Written problem: Without the pictures, can you quote each line below exactly?

Dataset entries
——

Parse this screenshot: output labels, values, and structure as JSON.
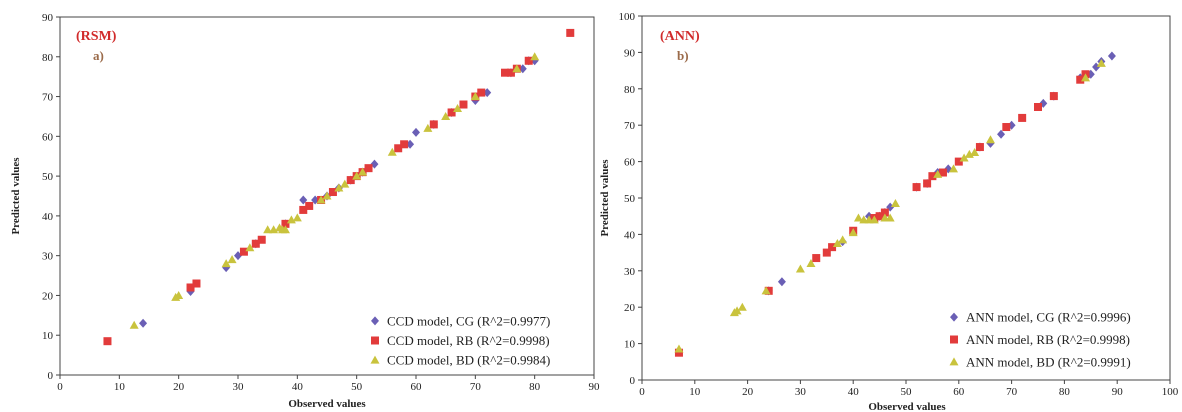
{
  "chart_data": [
    {
      "type": "scatter",
      "tag": "(RSM)",
      "panel": "a)",
      "xlabel": "Observed values",
      "ylabel": "Predicted values",
      "xlim": [
        0,
        90
      ],
      "ylim": [
        0,
        90
      ],
      "xticks": [
        0,
        10,
        20,
        30,
        40,
        50,
        60,
        70,
        80,
        90
      ],
      "yticks": [
        0,
        10,
        20,
        30,
        40,
        50,
        60,
        70,
        80,
        90
      ],
      "grid": false,
      "legend_position": "bottom-right",
      "series": [
        {
          "name": "CCD model, CG (R^2=0.9977)",
          "marker": "diamond",
          "color": "#6a5fb5",
          "points": [
            [
              14,
              13
            ],
            [
              22,
              21
            ],
            [
              28,
              27
            ],
            [
              30,
              30
            ],
            [
              33,
              33
            ],
            [
              38,
              38
            ],
            [
              41,
              44
            ],
            [
              43,
              44
            ],
            [
              45,
              45
            ],
            [
              47,
              47
            ],
            [
              49,
              49
            ],
            [
              51,
              51
            ],
            [
              53,
              53
            ],
            [
              59,
              58
            ],
            [
              60,
              61
            ],
            [
              63,
              63
            ],
            [
              66,
              66
            ],
            [
              70,
              69
            ],
            [
              72,
              71
            ],
            [
              76,
              76
            ],
            [
              78,
              77
            ],
            [
              79,
              79
            ],
            [
              80,
              79
            ]
          ]
        },
        {
          "name": "CCD model, RB (R^2=0.9998)",
          "marker": "square",
          "color": "#e23b3b",
          "points": [
            [
              8,
              8.5
            ],
            [
              22,
              22
            ],
            [
              23,
              23
            ],
            [
              31,
              31
            ],
            [
              33,
              33
            ],
            [
              34,
              34
            ],
            [
              38,
              38
            ],
            [
              41,
              41.5
            ],
            [
              42,
              42.5
            ],
            [
              44,
              44
            ],
            [
              46,
              46
            ],
            [
              49,
              49
            ],
            [
              50,
              50
            ],
            [
              51,
              51
            ],
            [
              52,
              52
            ],
            [
              57,
              57
            ],
            [
              58,
              58
            ],
            [
              63,
              63
            ],
            [
              66,
              66
            ],
            [
              68,
              68
            ],
            [
              70,
              70
            ],
            [
              71,
              71
            ],
            [
              75,
              76
            ],
            [
              76,
              76
            ],
            [
              77,
              77
            ],
            [
              79,
              79
            ],
            [
              86,
              86
            ]
          ]
        },
        {
          "name": "CCD model, BD (R^2=0.9984)",
          "marker": "triangle",
          "color": "#c9c33d",
          "points": [
            [
              12.5,
              12.5
            ],
            [
              19.5,
              19.5
            ],
            [
              20,
              20
            ],
            [
              28,
              28
            ],
            [
              29,
              29
            ],
            [
              32,
              32
            ],
            [
              35,
              36.5
            ],
            [
              36,
              36.5
            ],
            [
              37,
              37
            ],
            [
              37.5,
              36.5
            ],
            [
              38,
              36.5
            ],
            [
              39,
              39
            ],
            [
              40,
              39.5
            ],
            [
              44,
              44
            ],
            [
              45,
              45
            ],
            [
              47,
              47
            ],
            [
              48,
              48
            ],
            [
              50,
              50
            ],
            [
              51,
              51
            ],
            [
              56,
              56
            ],
            [
              62,
              62
            ],
            [
              65,
              65
            ],
            [
              67,
              67
            ],
            [
              70,
              70
            ],
            [
              77,
              77
            ],
            [
              80,
              80
            ]
          ]
        }
      ]
    },
    {
      "type": "scatter",
      "tag": "(ANN)",
      "panel": "b)",
      "xlabel": "Observed values",
      "ylabel": "Predicted values",
      "xlim": [
        0,
        100
      ],
      "ylim": [
        0,
        100
      ],
      "xticks": [
        0,
        10,
        20,
        30,
        40,
        50,
        60,
        70,
        80,
        90,
        100
      ],
      "yticks": [
        0,
        10,
        20,
        30,
        40,
        50,
        60,
        70,
        80,
        90,
        100
      ],
      "grid": false,
      "legend_position": "bottom-right",
      "series": [
        {
          "name": "ANN model, CG (R^2=0.9996)",
          "marker": "diamond",
          "color": "#6a5fb5",
          "points": [
            [
              7,
              8
            ],
            [
              24,
              24.5
            ],
            [
              26.5,
              27
            ],
            [
              38,
              38
            ],
            [
              43,
              45
            ],
            [
              45,
              45
            ],
            [
              46,
              46
            ],
            [
              47,
              47.5
            ],
            [
              52,
              53
            ],
            [
              54,
              54
            ],
            [
              56,
              57
            ],
            [
              58,
              58
            ],
            [
              64,
              64
            ],
            [
              66,
              65
            ],
            [
              68,
              67.5
            ],
            [
              70,
              70
            ],
            [
              76,
              76
            ],
            [
              78,
              78
            ],
            [
              83,
              83
            ],
            [
              85,
              84
            ],
            [
              86,
              86
            ],
            [
              87,
              87.5
            ],
            [
              89,
              89
            ]
          ]
        },
        {
          "name": "ANN model, RB (R^2=0.9998)",
          "marker": "square",
          "color": "#e23b3b",
          "points": [
            [
              7,
              7.5
            ],
            [
              24,
              24.5
            ],
            [
              33,
              33.5
            ],
            [
              35,
              35
            ],
            [
              36,
              36.5
            ],
            [
              40,
              41
            ],
            [
              44,
              44.5
            ],
            [
              45,
              45
            ],
            [
              46,
              46
            ],
            [
              52,
              53
            ],
            [
              54,
              54
            ],
            [
              55,
              56
            ],
            [
              57,
              57
            ],
            [
              60,
              60
            ],
            [
              64,
              64
            ],
            [
              69,
              69.5
            ],
            [
              72,
              72
            ],
            [
              75,
              75
            ],
            [
              78,
              78
            ],
            [
              83,
              82.5
            ],
            [
              84,
              84
            ]
          ]
        },
        {
          "name": "ANN model, BD (R^2=0.9991)",
          "marker": "triangle",
          "color": "#c9c33d",
          "points": [
            [
              7,
              8.5
            ],
            [
              17.5,
              18.5
            ],
            [
              18,
              19
            ],
            [
              19,
              20
            ],
            [
              23.5,
              24.5
            ],
            [
              30,
              30.5
            ],
            [
              32,
              32
            ],
            [
              37,
              37.5
            ],
            [
              38,
              38.5
            ],
            [
              40,
              40.5
            ],
            [
              41,
              44.5
            ],
            [
              42,
              44
            ],
            [
              43,
              44
            ],
            [
              44,
              44
            ],
            [
              46,
              44.5
            ],
            [
              47,
              44.5
            ],
            [
              48,
              48.5
            ],
            [
              56,
              56.5
            ],
            [
              59,
              58
            ],
            [
              61,
              61
            ],
            [
              62,
              62
            ],
            [
              63,
              62.5
            ],
            [
              66,
              66
            ],
            [
              84,
              83
            ],
            [
              87,
              87
            ]
          ]
        }
      ]
    }
  ]
}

——

Task solution:
Parse this screenshot: output labels, values, and structure as JSON.
{
  "chart_data": [
    {
      "type": "scatter",
      "tag": "(RSM)",
      "panel": "a)",
      "xlabel": "Observed values",
      "ylabel": "Predicted values",
      "xlim": [
        0,
        90
      ],
      "ylim": [
        0,
        90
      ],
      "xticks": [
        0,
        10,
        20,
        30,
        40,
        50,
        60,
        70,
        80,
        90
      ],
      "yticks": [
        0,
        10,
        20,
        30,
        40,
        50,
        60,
        70,
        80,
        90
      ],
      "grid": false,
      "legend_position": "bottom-right",
      "series": [
        {
          "name": "CCD model, CG (R^2=0.9977)",
          "marker": "diamond",
          "color": "#6a5fb5",
          "points": [
            [
              14,
              13
            ],
            [
              22,
              21
            ],
            [
              28,
              27
            ],
            [
              30,
              30
            ],
            [
              33,
              33
            ],
            [
              38,
              38
            ],
            [
              41,
              44
            ],
            [
              43,
              44
            ],
            [
              45,
              45
            ],
            [
              47,
              47
            ],
            [
              49,
              49
            ],
            [
              51,
              51
            ],
            [
              53,
              53
            ],
            [
              59,
              58
            ],
            [
              60,
              61
            ],
            [
              63,
              63
            ],
            [
              66,
              66
            ],
            [
              70,
              69
            ],
            [
              72,
              71
            ],
            [
              76,
              76
            ],
            [
              78,
              77
            ],
            [
              79,
              79
            ],
            [
              80,
              79
            ]
          ]
        },
        {
          "name": "CCD model, RB (R^2=0.9998)",
          "marker": "square",
          "color": "#e23b3b",
          "points": [
            [
              8,
              8.5
            ],
            [
              22,
              22
            ],
            [
              23,
              23
            ],
            [
              31,
              31
            ],
            [
              33,
              33
            ],
            [
              34,
              34
            ],
            [
              38,
              38
            ],
            [
              41,
              41.5
            ],
            [
              42,
              42.5
            ],
            [
              44,
              44
            ],
            [
              46,
              46
            ],
            [
              49,
              49
            ],
            [
              50,
              50
            ],
            [
              51,
              51
            ],
            [
              52,
              52
            ],
            [
              57,
              57
            ],
            [
              58,
              58
            ],
            [
              63,
              63
            ],
            [
              66,
              66
            ],
            [
              68,
              68
            ],
            [
              70,
              70
            ],
            [
              71,
              71
            ],
            [
              75,
              76
            ],
            [
              76,
              76
            ],
            [
              77,
              77
            ],
            [
              79,
              79
            ],
            [
              86,
              86
            ]
          ]
        },
        {
          "name": "CCD model, BD (R^2=0.9984)",
          "marker": "triangle",
          "color": "#c9c33d",
          "points": [
            [
              12.5,
              12.5
            ],
            [
              19.5,
              19.5
            ],
            [
              20,
              20
            ],
            [
              28,
              28
            ],
            [
              29,
              29
            ],
            [
              32,
              32
            ],
            [
              35,
              36.5
            ],
            [
              36,
              36.5
            ],
            [
              37,
              37
            ],
            [
              37.5,
              36.5
            ],
            [
              38,
              36.5
            ],
            [
              39,
              39
            ],
            [
              40,
              39.5
            ],
            [
              44,
              44
            ],
            [
              45,
              45
            ],
            [
              47,
              47
            ],
            [
              48,
              48
            ],
            [
              50,
              50
            ],
            [
              51,
              51
            ],
            [
              56,
              56
            ],
            [
              62,
              62
            ],
            [
              65,
              65
            ],
            [
              67,
              67
            ],
            [
              70,
              70
            ],
            [
              77,
              77
            ],
            [
              80,
              80
            ]
          ]
        }
      ]
    },
    {
      "type": "scatter",
      "tag": "(ANN)",
      "panel": "b)",
      "xlabel": "Observed values",
      "ylabel": "Predicted values",
      "xlim": [
        0,
        100
      ],
      "ylim": [
        0,
        100
      ],
      "xticks": [
        0,
        10,
        20,
        30,
        40,
        50,
        60,
        70,
        80,
        90,
        100
      ],
      "yticks": [
        0,
        10,
        20,
        30,
        40,
        50,
        60,
        70,
        80,
        90,
        100
      ],
      "grid": false,
      "legend_position": "bottom-right",
      "series": [
        {
          "name": "ANN model, CG (R^2=0.9996)",
          "marker": "diamond",
          "color": "#6a5fb5",
          "points": [
            [
              7,
              8
            ],
            [
              24,
              24.5
            ],
            [
              26.5,
              27
            ],
            [
              38,
              38
            ],
            [
              43,
              45
            ],
            [
              45,
              45
            ],
            [
              46,
              46
            ],
            [
              47,
              47.5
            ],
            [
              52,
              53
            ],
            [
              54,
              54
            ],
            [
              56,
              57
            ],
            [
              58,
              58
            ],
            [
              64,
              64
            ],
            [
              66,
              65
            ],
            [
              68,
              67.5
            ],
            [
              70,
              70
            ],
            [
              76,
              76
            ],
            [
              78,
              78
            ],
            [
              83,
              83
            ],
            [
              85,
              84
            ],
            [
              86,
              86
            ],
            [
              87,
              87.5
            ],
            [
              89,
              89
            ]
          ]
        },
        {
          "name": "ANN model, RB (R^2=0.9998)",
          "marker": "square",
          "color": "#e23b3b",
          "points": [
            [
              7,
              7.5
            ],
            [
              24,
              24.5
            ],
            [
              33,
              33.5
            ],
            [
              35,
              35
            ],
            [
              36,
              36.5
            ],
            [
              40,
              41
            ],
            [
              44,
              44.5
            ],
            [
              45,
              45
            ],
            [
              46,
              46
            ],
            [
              52,
              53
            ],
            [
              54,
              54
            ],
            [
              55,
              56
            ],
            [
              57,
              57
            ],
            [
              60,
              60
            ],
            [
              64,
              64
            ],
            [
              69,
              69.5
            ],
            [
              72,
              72
            ],
            [
              75,
              75
            ],
            [
              78,
              78
            ],
            [
              83,
              82.5
            ],
            [
              84,
              84
            ]
          ]
        },
        {
          "name": "ANN model, BD (R^2=0.9991)",
          "marker": "triangle",
          "color": "#c9c33d",
          "points": [
            [
              7,
              8.5
            ],
            [
              17.5,
              18.5
            ],
            [
              18,
              19
            ],
            [
              19,
              20
            ],
            [
              23.5,
              24.5
            ],
            [
              30,
              30.5
            ],
            [
              32,
              32
            ],
            [
              37,
              37.5
            ],
            [
              38,
              38.5
            ],
            [
              40,
              40.5
            ],
            [
              41,
              44.5
            ],
            [
              42,
              44
            ],
            [
              43,
              44
            ],
            [
              44,
              44
            ],
            [
              46,
              44.5
            ],
            [
              47,
              44.5
            ],
            [
              48,
              48.5
            ],
            [
              56,
              56.5
            ],
            [
              59,
              58
            ],
            [
              61,
              61
            ],
            [
              62,
              62
            ],
            [
              63,
              62.5
            ],
            [
              66,
              66
            ],
            [
              84,
              83
            ],
            [
              87,
              87
            ]
          ]
        }
      ]
    }
  ]
}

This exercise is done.